• **INPUT MATERIAL**:
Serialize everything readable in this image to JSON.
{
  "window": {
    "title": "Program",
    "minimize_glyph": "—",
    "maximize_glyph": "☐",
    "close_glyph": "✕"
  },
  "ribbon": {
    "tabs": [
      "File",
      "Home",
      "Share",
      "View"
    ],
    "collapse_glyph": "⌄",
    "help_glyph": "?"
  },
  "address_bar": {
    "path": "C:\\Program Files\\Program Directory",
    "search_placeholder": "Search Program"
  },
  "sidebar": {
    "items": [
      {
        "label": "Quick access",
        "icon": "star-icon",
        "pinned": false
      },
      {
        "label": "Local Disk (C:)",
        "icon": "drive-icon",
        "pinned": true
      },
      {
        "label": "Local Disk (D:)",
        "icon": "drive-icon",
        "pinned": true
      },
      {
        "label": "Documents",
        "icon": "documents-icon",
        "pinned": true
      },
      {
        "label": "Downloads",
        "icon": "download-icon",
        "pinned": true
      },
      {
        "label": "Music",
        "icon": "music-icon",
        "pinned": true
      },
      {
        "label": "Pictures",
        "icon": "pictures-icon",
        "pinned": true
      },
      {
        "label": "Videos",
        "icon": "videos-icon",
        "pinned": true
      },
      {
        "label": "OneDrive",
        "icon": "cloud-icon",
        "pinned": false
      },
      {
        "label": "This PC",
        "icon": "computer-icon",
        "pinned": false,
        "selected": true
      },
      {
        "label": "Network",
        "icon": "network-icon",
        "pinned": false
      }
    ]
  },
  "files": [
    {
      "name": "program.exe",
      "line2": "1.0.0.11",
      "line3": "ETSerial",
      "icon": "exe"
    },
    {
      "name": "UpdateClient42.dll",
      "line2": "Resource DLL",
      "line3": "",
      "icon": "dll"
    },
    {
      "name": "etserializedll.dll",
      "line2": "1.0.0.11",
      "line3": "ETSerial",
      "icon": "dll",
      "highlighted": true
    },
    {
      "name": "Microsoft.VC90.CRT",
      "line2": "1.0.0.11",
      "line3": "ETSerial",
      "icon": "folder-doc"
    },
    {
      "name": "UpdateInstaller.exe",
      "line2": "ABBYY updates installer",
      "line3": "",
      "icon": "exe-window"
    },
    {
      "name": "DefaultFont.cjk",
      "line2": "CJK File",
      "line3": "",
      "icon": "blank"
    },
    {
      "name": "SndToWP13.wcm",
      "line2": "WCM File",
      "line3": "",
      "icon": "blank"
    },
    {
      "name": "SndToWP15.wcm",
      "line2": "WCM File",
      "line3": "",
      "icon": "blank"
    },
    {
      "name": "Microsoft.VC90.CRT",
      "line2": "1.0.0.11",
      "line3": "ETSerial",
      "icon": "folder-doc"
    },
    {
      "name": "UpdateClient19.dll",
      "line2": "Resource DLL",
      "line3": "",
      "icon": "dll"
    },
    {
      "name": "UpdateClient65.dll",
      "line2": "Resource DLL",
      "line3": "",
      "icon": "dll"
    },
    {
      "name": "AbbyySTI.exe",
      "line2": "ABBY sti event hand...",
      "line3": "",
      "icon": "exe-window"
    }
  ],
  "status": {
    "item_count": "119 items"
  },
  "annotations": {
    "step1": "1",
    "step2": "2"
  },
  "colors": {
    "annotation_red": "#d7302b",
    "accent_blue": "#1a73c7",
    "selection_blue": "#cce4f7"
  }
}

• **TASK INSTRUCTIONS**: Output each entry precisely as given.

• **TASK OUTPUT**:
Serialize everything readable in this image to JSON.
{
  "window": {
    "title": "Program",
    "minimize_glyph": "—",
    "maximize_glyph": "☐",
    "close_glyph": "✕"
  },
  "ribbon": {
    "tabs": [
      "File",
      "Home",
      "Share",
      "View"
    ],
    "collapse_glyph": "⌄",
    "help_glyph": "?"
  },
  "address_bar": {
    "path": "C:\\Program Files\\Program Directory",
    "search_placeholder": "Search Program"
  },
  "sidebar": {
    "items": [
      {
        "label": "Quick access",
        "icon": "star-icon",
        "pinned": false
      },
      {
        "label": "Local Disk (C:)",
        "icon": "drive-icon",
        "pinned": true
      },
      {
        "label": "Local Disk (D:)",
        "icon": "drive-icon",
        "pinned": true
      },
      {
        "label": "Documents",
        "icon": "documents-icon",
        "pinned": true
      },
      {
        "label": "Downloads",
        "icon": "download-icon",
        "pinned": true
      },
      {
        "label": "Music",
        "icon": "music-icon",
        "pinned": true
      },
      {
        "label": "Pictures",
        "icon": "pictures-icon",
        "pinned": true
      },
      {
        "label": "Videos",
        "icon": "videos-icon",
        "pinned": true
      },
      {
        "label": "OneDrive",
        "icon": "cloud-icon",
        "pinned": false
      },
      {
        "label": "This PC",
        "icon": "computer-icon",
        "pinned": false,
        "selected": true
      },
      {
        "label": "Network",
        "icon": "network-icon",
        "pinned": false
      }
    ]
  },
  "files": [
    {
      "name": "program.exe",
      "line2": "1.0.0.11",
      "line3": "ETSerial",
      "icon": "exe"
    },
    {
      "name": "UpdateClient42.dll",
      "line2": "Resource DLL",
      "line3": "",
      "icon": "dll"
    },
    {
      "name": "etserializedll.dll",
      "line2": "1.0.0.11",
      "line3": "ETSerial",
      "icon": "dll",
      "highlighted": true
    },
    {
      "name": "Microsoft.VC90.CRT",
      "line2": "1.0.0.11",
      "line3": "ETSerial",
      "icon": "folder-doc"
    },
    {
      "name": "UpdateInstaller.exe",
      "line2": "ABBYY updates installer",
      "line3": "",
      "icon": "exe-window"
    },
    {
      "name": "DefaultFont.cjk",
      "line2": "CJK File",
      "line3": "",
      "icon": "blank"
    },
    {
      "name": "SndToWP13.wcm",
      "line2": "WCM File",
      "line3": "",
      "icon": "blank"
    },
    {
      "name": "SndToWP15.wcm",
      "line2": "WCM File",
      "line3": "",
      "icon": "blank"
    },
    {
      "name": "Microsoft.VC90.CRT",
      "line2": "1.0.0.11",
      "line3": "ETSerial",
      "icon": "folder-doc"
    },
    {
      "name": "UpdateClient19.dll",
      "line2": "Resource DLL",
      "line3": "",
      "icon": "dll"
    },
    {
      "name": "UpdateClient65.dll",
      "line2": "Resource DLL",
      "line3": "",
      "icon": "dll"
    },
    {
      "name": "AbbyySTI.exe",
      "line2": "ABBY sti event hand...",
      "line3": "",
      "icon": "exe-window"
    }
  ],
  "status": {
    "item_count": "119 items"
  },
  "annotations": {
    "step1": "1",
    "step2": "2"
  },
  "colors": {
    "annotation_red": "#d7302b",
    "accent_blue": "#1a73c7",
    "selection_blue": "#cce4f7"
  }
}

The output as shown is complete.